→ **Do this**: Copy each line of the records that holds the string "family".

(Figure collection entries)
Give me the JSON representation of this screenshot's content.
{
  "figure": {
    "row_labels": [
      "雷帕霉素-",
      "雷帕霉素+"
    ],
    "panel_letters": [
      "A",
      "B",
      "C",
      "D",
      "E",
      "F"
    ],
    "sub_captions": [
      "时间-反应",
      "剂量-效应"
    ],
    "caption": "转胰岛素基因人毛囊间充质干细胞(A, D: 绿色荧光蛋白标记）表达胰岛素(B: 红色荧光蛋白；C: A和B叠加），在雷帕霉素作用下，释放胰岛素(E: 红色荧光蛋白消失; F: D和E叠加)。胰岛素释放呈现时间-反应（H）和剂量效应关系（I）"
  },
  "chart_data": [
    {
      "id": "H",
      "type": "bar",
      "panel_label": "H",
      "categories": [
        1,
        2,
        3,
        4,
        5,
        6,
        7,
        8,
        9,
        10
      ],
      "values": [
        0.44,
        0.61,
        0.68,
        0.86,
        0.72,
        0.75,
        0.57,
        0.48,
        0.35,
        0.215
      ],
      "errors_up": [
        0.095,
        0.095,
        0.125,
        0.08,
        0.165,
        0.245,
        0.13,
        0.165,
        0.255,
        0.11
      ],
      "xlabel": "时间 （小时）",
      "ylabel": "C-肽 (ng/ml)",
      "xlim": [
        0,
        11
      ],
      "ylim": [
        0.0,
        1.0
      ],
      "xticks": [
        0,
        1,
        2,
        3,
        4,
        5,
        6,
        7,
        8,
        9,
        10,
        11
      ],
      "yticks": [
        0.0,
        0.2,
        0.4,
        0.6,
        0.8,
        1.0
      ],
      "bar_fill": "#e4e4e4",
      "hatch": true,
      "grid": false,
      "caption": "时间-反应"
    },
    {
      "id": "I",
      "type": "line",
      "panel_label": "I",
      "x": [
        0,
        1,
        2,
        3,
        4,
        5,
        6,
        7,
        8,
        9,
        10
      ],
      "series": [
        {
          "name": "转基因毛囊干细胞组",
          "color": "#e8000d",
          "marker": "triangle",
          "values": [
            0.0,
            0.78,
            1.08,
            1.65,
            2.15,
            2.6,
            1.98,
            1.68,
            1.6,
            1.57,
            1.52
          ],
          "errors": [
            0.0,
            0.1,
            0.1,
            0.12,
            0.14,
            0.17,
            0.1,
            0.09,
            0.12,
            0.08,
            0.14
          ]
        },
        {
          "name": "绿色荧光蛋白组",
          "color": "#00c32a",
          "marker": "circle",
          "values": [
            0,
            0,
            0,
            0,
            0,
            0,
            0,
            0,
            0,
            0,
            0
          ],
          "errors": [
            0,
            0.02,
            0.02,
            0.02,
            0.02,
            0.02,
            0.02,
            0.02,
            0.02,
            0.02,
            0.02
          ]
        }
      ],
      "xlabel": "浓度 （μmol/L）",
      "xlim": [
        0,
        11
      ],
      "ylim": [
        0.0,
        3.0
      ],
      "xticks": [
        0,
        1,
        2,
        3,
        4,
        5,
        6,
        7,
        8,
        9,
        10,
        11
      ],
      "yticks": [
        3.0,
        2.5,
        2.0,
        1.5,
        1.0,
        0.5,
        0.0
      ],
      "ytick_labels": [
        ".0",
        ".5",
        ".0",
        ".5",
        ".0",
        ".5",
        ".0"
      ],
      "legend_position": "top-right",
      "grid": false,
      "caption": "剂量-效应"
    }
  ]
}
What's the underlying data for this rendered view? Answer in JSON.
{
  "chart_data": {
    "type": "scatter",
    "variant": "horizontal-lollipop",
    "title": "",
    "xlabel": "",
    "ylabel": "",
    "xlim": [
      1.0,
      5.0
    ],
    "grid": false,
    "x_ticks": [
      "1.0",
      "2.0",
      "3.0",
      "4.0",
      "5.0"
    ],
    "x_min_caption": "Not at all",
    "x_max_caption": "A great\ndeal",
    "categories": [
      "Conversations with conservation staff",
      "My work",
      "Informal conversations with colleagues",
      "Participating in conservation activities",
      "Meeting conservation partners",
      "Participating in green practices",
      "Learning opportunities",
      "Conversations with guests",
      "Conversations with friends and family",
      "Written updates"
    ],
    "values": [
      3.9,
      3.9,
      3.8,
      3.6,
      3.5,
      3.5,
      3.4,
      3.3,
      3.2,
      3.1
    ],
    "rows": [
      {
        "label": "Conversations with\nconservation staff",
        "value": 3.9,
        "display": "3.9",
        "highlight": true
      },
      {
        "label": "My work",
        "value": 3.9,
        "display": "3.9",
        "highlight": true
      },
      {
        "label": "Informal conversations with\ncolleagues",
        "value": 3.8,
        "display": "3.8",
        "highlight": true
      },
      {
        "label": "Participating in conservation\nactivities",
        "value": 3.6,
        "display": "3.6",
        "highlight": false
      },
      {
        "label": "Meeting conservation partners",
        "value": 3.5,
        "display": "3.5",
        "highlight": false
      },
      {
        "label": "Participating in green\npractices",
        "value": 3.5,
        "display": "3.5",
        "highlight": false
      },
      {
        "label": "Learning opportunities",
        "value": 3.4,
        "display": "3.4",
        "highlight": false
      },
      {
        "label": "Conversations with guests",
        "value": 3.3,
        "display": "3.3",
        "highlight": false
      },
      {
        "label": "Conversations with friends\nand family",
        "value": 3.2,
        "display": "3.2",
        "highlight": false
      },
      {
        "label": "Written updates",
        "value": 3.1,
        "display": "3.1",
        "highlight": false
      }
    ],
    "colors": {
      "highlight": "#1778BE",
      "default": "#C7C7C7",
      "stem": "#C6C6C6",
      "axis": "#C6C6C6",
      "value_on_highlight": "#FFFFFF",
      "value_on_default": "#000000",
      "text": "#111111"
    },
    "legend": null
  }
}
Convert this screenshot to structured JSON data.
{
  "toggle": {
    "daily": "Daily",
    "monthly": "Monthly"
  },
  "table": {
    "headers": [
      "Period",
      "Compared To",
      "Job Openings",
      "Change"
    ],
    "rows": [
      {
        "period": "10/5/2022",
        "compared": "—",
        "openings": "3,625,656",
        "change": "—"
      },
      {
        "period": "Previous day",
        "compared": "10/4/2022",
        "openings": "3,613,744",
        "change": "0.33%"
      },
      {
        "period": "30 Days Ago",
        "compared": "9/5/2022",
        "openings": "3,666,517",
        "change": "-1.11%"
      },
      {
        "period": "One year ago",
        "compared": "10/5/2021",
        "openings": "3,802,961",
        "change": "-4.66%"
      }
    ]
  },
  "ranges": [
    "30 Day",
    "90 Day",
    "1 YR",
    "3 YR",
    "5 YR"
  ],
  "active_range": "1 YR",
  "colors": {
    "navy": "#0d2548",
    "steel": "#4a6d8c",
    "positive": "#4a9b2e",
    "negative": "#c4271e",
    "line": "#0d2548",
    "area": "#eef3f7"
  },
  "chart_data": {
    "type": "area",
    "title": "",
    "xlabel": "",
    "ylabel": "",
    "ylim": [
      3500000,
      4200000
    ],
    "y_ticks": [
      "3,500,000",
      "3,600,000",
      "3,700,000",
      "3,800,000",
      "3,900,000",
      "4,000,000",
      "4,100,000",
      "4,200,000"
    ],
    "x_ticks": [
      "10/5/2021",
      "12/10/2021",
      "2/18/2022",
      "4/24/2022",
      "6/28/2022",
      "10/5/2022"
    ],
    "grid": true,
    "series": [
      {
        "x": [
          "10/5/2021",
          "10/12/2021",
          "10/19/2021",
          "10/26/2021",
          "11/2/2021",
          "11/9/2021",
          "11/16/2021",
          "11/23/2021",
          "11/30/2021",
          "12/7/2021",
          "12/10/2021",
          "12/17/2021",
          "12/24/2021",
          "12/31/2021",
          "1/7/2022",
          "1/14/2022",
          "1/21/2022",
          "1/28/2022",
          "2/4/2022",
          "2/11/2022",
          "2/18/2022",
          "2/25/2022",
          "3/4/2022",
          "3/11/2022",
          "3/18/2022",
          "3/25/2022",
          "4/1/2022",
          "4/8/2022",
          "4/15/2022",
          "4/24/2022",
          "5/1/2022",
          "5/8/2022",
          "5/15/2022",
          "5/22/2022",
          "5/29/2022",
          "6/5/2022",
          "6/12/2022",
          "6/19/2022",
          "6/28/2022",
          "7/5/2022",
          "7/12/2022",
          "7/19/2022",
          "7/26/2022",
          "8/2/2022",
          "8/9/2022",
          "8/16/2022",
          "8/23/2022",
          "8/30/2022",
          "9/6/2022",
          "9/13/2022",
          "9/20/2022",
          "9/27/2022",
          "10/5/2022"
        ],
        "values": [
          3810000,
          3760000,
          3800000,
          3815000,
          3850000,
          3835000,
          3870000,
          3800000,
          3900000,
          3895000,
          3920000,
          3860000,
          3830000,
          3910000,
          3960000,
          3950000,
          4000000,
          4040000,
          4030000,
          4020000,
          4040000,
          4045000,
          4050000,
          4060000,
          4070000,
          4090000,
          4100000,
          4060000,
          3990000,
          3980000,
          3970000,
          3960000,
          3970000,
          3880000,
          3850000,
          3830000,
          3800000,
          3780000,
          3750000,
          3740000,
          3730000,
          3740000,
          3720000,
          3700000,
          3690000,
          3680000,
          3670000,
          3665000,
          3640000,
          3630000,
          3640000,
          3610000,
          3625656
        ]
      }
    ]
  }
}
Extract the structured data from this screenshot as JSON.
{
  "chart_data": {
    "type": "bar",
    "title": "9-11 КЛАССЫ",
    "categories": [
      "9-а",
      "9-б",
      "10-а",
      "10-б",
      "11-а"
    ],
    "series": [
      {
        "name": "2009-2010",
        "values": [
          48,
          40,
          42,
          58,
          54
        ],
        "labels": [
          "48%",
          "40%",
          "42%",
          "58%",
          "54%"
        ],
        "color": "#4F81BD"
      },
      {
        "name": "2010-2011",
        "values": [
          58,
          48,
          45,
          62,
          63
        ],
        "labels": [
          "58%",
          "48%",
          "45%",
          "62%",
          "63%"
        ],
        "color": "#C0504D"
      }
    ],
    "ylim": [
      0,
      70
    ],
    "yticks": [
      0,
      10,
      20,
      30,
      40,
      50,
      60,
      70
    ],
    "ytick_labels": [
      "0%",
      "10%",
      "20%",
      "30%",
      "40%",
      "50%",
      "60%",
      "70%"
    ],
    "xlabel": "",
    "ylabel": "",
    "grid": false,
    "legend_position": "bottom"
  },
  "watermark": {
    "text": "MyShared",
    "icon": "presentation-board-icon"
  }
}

→ **Expected answer**:
      "Conversations with friends and family",
        "label": "Conversations with friends\nand family",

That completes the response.